:: SUPPLIED RECORDS
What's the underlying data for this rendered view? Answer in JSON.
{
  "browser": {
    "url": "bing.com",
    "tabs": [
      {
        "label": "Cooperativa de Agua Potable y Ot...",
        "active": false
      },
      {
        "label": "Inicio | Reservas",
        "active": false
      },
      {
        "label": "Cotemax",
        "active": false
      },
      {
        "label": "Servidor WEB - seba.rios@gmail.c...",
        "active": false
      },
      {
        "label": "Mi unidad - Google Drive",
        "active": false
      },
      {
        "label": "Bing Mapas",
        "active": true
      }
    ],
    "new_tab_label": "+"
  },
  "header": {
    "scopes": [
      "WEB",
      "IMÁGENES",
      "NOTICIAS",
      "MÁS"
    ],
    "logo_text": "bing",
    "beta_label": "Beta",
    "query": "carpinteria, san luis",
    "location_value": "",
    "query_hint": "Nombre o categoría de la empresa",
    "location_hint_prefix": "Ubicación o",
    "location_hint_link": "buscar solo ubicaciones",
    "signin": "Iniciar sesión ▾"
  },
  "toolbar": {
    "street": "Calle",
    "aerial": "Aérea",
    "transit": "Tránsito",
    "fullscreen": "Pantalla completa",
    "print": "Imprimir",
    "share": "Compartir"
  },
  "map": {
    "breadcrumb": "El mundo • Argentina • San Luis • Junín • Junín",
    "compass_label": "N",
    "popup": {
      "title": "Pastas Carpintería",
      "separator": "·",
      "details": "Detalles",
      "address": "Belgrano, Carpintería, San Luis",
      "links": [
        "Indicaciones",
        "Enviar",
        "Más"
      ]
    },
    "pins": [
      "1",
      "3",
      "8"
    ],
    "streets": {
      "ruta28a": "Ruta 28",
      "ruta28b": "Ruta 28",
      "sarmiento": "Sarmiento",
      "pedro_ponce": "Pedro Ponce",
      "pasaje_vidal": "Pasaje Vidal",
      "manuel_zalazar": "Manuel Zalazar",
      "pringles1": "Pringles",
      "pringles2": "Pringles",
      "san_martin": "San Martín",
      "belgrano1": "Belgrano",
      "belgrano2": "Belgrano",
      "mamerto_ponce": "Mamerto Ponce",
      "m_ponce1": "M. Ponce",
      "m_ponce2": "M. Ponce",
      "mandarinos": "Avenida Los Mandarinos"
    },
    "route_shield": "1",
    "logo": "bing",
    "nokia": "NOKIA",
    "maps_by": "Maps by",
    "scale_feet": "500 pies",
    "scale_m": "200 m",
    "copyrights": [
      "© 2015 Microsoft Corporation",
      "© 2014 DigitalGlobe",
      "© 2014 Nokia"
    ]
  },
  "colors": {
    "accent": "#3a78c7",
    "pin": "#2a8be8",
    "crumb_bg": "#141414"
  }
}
::::
▶ [AIM OF THE TASK] Copy out each line above, character for character.

▶ [ANSWER TO THIS TASK]
What's the underlying data for this rendered view? Answer in JSON.
{
  "browser": {
    "url": "bing.com",
    "tabs": [
      {
        "label": "Cooperativa de Agua Potable y Ot...",
        "active": false
      },
      {
        "label": "Inicio | Reservas",
        "active": false
      },
      {
        "label": "Cotemax",
        "active": false
      },
      {
        "label": "Servidor WEB - seba.rios@gmail.c...",
        "active": false
      },
      {
        "label": "Mi unidad - Google Drive",
        "active": false
      },
      {
        "label": "Bing Mapas",
        "active": true
      }
    ],
    "new_tab_label": "+"
  },
  "header": {
    "scopes": [
      "WEB",
      "IMÁGENES",
      "NOTICIAS",
      "MÁS"
    ],
    "logo_text": "bing",
    "beta_label": "Beta",
    "query": "carpinteria, san luis",
    "location_value": "",
    "query_hint": "Nombre o categoría de la empresa",
    "location_hint_prefix": "Ubicación o",
    "location_hint_link": "buscar solo ubicaciones",
    "signin": "Iniciar sesión ▾"
  },
  "toolbar": {
    "street": "Calle",
    "aerial": "Aérea",
    "transit": "Tránsito",
    "fullscreen": "Pantalla completa",
    "print": "Imprimir",
    "share": "Compartir"
  },
  "map": {
    "breadcrumb": "El mundo • Argentina • San Luis • Junín • Junín",
    "compass_label": "N",
    "popup": {
      "title": "Pastas Carpintería",
      "separator": "·",
      "details": "Detalles",
      "address": "Belgrano, Carpintería, San Luis",
      "links": [
        "Indicaciones",
        "Enviar",
        "Más"
      ]
    },
    "pins": [
      "1",
      "3",
      "8"
    ],
    "streets": {
      "ruta28a": "Ruta 28",
      "ruta28b": "Ruta 28",
      "sarmiento": "Sarmiento",
      "pedro_ponce": "Pedro Ponce",
      "pasaje_vidal": "Pasaje Vidal",
      "manuel_zalazar": "Manuel Zalazar",
      "pringles1": "Pringles",
      "pringles2": "Pringles",
      "san_martin": "San Martín",
      "belgrano1": "Belgrano",
      "belgrano2": "Belgrano",
      "mamerto_ponce": "Mamerto Ponce",
      "m_ponce1": "M. Ponce",
      "m_ponce2": "M. Ponce",
      "mandarinos": "Avenida Los Mandarinos"
    },
    "route_shield": "1",
    "logo": "bing",
    "nokia": "NOKIA",
    "maps_by": "Maps by",
    "scale_feet": "500 pies",
    "scale_m": "200 m",
    "copyrights": [
      "© 2015 Microsoft Corporation",
      "© 2014 DigitalGlobe",
      "© 2014 Nokia"
    ]
  },
  "colors": {
    "accent": "#3a78c7",
    "pin": "#2a8be8",
    "crumb_bg": "#141414"
  }
}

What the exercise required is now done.